Task goal> Leave the pictures out, and retype all of the material exactly as written.
## start Rows
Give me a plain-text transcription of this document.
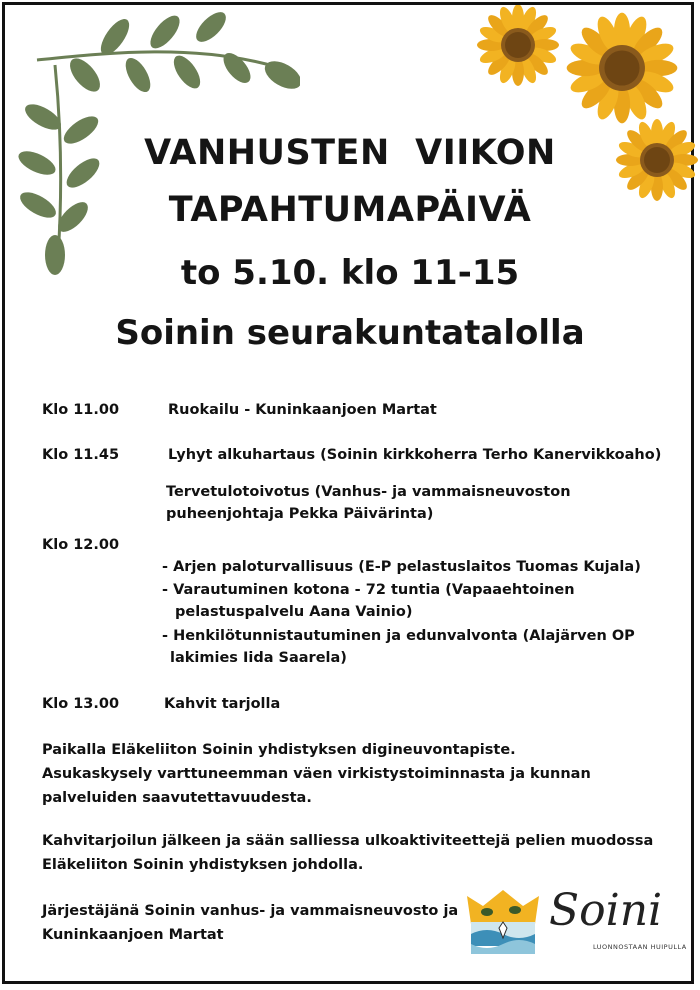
VANHUSTEN  VIIKON
TAPAHTUMAPÄIVÄ
to 5.10. klo 11-15
Soinin seurakuntatalolla
Klo 11.00	Ruokailu - Kuninkaanjoen Martat
Klo 11.45	Lyhyt alkuhartaus (Soinin kirkkoherra Terho Kanervikkoaho)
Tervetulotoivotus (Vanhus- ja vammaisneuvoston
puheenjohtaja Pekka Päivärinta)
Klo 12.00
- Arjen paloturvallisuus (E-P pelastuslaitos Tuomas Kujala)
- Varautuminen kotona - 72 tuntia (Vapaaehtoinen
pelastuspalvelu Aana Vainio)
- Henkilötunnistautuminen ja edunvalvonta (Alajärven OP
lakimies Iida Saarela)
Klo 13.00	Kahvit tarjolla
Paikalla Eläkeliiton Soinin yhdistyksen digineuvontapiste.
Asukaskysely varttuneemman väen virkistystoiminnasta ja kunnan
palveluiden saavutettavuudesta.
Kahvitarjoilun jälkeen ja sään salliessa ulkoaktiviteettejä pelien muodossa
Eläkeliiton Soinin yhdistyksen johdolla.
Järjestäjänä Soinin vanhus- ja vammaisneuvosto ja
Kuninkaanjoen Martat	Soini
LUONNOSTAAN HUIPULLA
## end Rows
Exercise output>
Give me a plain-text transcription of this document.
VANHUSTEN  VIIKON
TAPAHTUMAPÄIVÄ
to 5.10. klo 11-15
Soinin seurakuntatalolla
Klo 11.00	Ruokailu - Kuninkaanjoen Martat
Klo 11.45	Lyhyt alkuhartaus (Soinin kirkkoherra Terho Kanervikkoaho)
Tervetulotoivotus (Vanhus- ja vammaisneuvoston
puheenjohtaja Pekka Päivärinta)
Klo 12.00
- Arjen paloturvallisuus (E-P pelastuslaitos Tuomas Kujala)
- Varautuminen kotona - 72 tuntia (Vapaaehtoinen
pelastuspalvelu Aana Vainio)
- Henkilötunnistautuminen ja edunvalvonta (Alajärven OP
lakimies Iida Saarela)
Klo 13.00	Kahvit tarjolla
Paikalla Eläkeliiton Soinin yhdistyksen digineuvontapiste.
Asukaskysely varttuneemman väen virkistystoiminnasta ja kunnan
palveluiden saavutettavuudesta.
Kahvitarjoilun jälkeen ja sään salliessa ulkoaktiviteettejä pelien muodossa
Eläkeliiton Soinin yhdistyksen johdolla.
Järjestäjänä Soinin vanhus- ja vammaisneuvosto ja
Kuninkaanjoen Martat	Soini
LUONNOSTAAN HUIPULLA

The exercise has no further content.